* **Aim**: Copy out every line in which the string "image" occurs.

Data entries:

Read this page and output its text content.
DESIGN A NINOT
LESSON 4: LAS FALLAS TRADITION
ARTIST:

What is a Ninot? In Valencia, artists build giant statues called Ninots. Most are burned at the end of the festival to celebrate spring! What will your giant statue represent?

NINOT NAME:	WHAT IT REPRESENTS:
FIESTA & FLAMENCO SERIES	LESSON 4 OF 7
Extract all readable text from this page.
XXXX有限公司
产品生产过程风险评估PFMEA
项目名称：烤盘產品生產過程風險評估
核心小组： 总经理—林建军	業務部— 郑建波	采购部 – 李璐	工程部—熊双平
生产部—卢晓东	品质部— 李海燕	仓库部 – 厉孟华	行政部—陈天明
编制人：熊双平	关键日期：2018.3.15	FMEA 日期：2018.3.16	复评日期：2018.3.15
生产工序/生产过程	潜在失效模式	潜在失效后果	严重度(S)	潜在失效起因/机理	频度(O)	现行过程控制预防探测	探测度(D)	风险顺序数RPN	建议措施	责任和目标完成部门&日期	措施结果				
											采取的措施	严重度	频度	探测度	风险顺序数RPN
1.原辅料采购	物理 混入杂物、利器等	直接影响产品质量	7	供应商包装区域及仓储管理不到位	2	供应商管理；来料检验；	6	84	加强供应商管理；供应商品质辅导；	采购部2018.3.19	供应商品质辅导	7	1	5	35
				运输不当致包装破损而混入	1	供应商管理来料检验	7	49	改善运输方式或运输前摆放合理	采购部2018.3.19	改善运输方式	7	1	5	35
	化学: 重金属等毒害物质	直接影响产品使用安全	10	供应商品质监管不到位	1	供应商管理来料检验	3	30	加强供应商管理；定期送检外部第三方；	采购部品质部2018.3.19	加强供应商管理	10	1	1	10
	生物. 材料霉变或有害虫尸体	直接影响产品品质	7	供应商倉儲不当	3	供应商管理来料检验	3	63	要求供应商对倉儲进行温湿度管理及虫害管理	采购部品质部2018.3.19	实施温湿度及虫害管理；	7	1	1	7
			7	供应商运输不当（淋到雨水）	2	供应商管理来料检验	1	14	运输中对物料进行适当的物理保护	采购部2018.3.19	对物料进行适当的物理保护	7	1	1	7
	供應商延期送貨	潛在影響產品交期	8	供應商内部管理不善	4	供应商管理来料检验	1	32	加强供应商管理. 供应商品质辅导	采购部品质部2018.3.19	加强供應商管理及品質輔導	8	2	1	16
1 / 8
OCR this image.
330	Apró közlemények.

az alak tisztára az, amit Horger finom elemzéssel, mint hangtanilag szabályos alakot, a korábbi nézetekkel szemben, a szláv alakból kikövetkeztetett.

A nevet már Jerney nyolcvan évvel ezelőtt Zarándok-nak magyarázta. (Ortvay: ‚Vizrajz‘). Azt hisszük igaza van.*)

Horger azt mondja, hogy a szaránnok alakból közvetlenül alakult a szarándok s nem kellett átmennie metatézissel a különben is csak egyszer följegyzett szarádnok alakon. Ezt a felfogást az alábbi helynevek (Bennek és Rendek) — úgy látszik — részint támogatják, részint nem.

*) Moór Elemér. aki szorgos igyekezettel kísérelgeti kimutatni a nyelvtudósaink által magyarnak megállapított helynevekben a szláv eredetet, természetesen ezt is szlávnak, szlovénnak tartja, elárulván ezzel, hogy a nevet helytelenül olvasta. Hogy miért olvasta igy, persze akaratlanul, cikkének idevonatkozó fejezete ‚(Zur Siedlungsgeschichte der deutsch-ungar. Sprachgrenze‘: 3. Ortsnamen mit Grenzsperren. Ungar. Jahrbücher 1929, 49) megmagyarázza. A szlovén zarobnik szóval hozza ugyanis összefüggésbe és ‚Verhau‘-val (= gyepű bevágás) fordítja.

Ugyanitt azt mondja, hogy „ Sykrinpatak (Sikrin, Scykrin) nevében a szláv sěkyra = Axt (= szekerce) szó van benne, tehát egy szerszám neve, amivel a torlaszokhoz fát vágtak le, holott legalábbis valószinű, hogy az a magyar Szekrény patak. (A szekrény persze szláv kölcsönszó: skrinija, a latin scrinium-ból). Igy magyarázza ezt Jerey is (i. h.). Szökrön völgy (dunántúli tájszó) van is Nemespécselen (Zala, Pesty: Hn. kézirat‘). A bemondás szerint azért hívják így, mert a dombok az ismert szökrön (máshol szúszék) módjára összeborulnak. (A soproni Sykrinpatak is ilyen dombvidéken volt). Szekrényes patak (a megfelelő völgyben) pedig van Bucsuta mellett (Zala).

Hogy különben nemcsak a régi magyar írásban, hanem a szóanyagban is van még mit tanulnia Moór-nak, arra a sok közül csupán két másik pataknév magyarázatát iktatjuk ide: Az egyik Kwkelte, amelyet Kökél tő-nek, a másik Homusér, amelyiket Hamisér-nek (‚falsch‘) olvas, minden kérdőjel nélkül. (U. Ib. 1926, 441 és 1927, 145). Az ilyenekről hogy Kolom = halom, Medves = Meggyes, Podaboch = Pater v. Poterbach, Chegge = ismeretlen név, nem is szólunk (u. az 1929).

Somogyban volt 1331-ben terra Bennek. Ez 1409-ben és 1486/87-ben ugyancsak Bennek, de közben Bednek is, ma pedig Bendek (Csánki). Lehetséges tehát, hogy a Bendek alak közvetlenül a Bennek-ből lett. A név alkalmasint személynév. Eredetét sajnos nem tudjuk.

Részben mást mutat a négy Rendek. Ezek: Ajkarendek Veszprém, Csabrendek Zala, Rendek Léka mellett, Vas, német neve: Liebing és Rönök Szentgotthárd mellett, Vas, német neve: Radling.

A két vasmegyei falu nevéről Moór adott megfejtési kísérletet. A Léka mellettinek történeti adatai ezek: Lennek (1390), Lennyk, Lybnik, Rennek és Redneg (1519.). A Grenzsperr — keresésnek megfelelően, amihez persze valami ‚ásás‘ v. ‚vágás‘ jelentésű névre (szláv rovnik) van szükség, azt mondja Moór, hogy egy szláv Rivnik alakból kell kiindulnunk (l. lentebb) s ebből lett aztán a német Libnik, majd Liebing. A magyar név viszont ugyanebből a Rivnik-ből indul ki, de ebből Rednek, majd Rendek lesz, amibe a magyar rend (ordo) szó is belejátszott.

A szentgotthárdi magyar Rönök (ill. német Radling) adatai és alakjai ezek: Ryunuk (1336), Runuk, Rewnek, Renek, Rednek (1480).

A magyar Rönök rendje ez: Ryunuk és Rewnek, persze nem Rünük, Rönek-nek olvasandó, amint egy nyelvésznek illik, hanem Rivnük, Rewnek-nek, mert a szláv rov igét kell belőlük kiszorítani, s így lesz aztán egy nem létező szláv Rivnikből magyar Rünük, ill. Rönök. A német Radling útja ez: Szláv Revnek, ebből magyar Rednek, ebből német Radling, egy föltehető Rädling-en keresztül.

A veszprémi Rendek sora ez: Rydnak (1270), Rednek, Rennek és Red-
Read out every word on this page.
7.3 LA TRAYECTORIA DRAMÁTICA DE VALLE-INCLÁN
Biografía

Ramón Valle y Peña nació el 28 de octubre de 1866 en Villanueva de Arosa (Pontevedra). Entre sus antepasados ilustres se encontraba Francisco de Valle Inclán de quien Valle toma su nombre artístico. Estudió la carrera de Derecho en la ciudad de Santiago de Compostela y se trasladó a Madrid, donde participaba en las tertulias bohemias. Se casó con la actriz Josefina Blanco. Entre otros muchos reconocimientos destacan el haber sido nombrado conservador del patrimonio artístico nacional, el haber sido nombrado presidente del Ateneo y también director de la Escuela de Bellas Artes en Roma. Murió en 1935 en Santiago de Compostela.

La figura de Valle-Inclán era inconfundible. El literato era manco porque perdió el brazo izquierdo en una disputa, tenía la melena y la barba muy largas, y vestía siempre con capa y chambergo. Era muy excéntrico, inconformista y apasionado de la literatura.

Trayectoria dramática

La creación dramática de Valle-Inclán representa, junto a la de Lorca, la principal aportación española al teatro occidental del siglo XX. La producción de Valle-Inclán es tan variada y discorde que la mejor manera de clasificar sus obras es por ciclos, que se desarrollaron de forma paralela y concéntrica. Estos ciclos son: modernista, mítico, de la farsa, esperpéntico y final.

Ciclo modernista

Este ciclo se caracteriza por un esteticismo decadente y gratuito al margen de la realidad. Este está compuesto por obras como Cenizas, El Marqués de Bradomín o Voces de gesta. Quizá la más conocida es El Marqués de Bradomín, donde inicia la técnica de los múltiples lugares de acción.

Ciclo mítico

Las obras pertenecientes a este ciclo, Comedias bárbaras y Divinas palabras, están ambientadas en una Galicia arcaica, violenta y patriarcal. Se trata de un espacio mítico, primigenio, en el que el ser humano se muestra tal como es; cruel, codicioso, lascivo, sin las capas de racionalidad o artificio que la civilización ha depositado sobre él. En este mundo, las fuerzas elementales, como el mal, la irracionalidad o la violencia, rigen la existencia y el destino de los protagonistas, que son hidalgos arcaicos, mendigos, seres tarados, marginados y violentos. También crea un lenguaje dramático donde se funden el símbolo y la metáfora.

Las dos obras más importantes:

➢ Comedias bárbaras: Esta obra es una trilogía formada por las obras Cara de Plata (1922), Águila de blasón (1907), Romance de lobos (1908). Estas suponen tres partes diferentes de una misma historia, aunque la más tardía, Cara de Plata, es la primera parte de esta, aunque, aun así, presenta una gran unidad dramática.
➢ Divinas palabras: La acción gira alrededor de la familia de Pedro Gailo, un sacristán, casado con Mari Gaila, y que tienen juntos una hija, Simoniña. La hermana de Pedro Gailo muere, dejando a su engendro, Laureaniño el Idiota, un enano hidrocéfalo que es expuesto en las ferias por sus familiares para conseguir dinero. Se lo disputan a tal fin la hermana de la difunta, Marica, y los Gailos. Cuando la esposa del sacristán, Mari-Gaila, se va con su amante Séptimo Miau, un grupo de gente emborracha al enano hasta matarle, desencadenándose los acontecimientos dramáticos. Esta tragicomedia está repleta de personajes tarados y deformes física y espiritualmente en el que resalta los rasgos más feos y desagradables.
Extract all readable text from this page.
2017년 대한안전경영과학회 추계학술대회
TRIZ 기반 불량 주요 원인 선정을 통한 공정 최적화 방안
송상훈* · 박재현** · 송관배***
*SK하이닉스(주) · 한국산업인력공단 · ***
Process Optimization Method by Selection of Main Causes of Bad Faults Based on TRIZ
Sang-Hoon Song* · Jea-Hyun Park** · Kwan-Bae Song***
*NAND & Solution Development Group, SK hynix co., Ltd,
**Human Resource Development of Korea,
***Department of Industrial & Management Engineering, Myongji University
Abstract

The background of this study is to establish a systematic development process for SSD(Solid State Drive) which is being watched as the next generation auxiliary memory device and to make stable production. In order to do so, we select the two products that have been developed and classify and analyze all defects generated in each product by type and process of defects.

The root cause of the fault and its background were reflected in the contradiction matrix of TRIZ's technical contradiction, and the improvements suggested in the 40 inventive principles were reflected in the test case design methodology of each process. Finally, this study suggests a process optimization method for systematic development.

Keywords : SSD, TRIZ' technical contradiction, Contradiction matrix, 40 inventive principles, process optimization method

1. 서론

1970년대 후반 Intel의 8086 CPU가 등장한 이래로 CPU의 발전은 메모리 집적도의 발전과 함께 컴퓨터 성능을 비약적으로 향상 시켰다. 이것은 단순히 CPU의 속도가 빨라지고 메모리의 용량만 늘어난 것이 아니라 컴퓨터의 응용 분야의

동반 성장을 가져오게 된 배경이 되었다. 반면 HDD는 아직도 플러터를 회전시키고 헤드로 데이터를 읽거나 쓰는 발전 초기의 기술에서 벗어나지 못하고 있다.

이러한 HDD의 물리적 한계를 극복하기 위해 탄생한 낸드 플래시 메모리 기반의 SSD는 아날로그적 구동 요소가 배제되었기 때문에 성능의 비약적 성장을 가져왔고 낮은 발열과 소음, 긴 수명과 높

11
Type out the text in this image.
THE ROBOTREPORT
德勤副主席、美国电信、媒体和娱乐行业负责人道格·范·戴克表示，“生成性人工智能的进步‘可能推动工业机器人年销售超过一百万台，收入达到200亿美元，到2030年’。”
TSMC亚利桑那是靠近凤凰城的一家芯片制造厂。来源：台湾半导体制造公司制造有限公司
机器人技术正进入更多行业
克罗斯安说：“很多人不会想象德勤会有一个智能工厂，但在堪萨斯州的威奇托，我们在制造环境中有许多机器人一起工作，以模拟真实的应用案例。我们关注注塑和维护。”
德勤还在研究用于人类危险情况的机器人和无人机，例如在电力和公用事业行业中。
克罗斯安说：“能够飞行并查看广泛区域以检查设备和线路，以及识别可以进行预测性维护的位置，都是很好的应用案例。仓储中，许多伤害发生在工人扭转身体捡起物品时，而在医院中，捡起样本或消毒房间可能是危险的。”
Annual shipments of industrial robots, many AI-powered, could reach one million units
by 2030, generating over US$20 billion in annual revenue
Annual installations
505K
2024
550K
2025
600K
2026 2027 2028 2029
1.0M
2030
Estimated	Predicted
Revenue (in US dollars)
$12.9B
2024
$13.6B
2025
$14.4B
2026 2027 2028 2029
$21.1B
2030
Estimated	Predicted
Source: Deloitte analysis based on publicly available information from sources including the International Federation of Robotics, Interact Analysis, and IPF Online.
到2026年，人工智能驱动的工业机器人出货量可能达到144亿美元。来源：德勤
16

* **Output below**:
OCR this image.
Type out the text in this image.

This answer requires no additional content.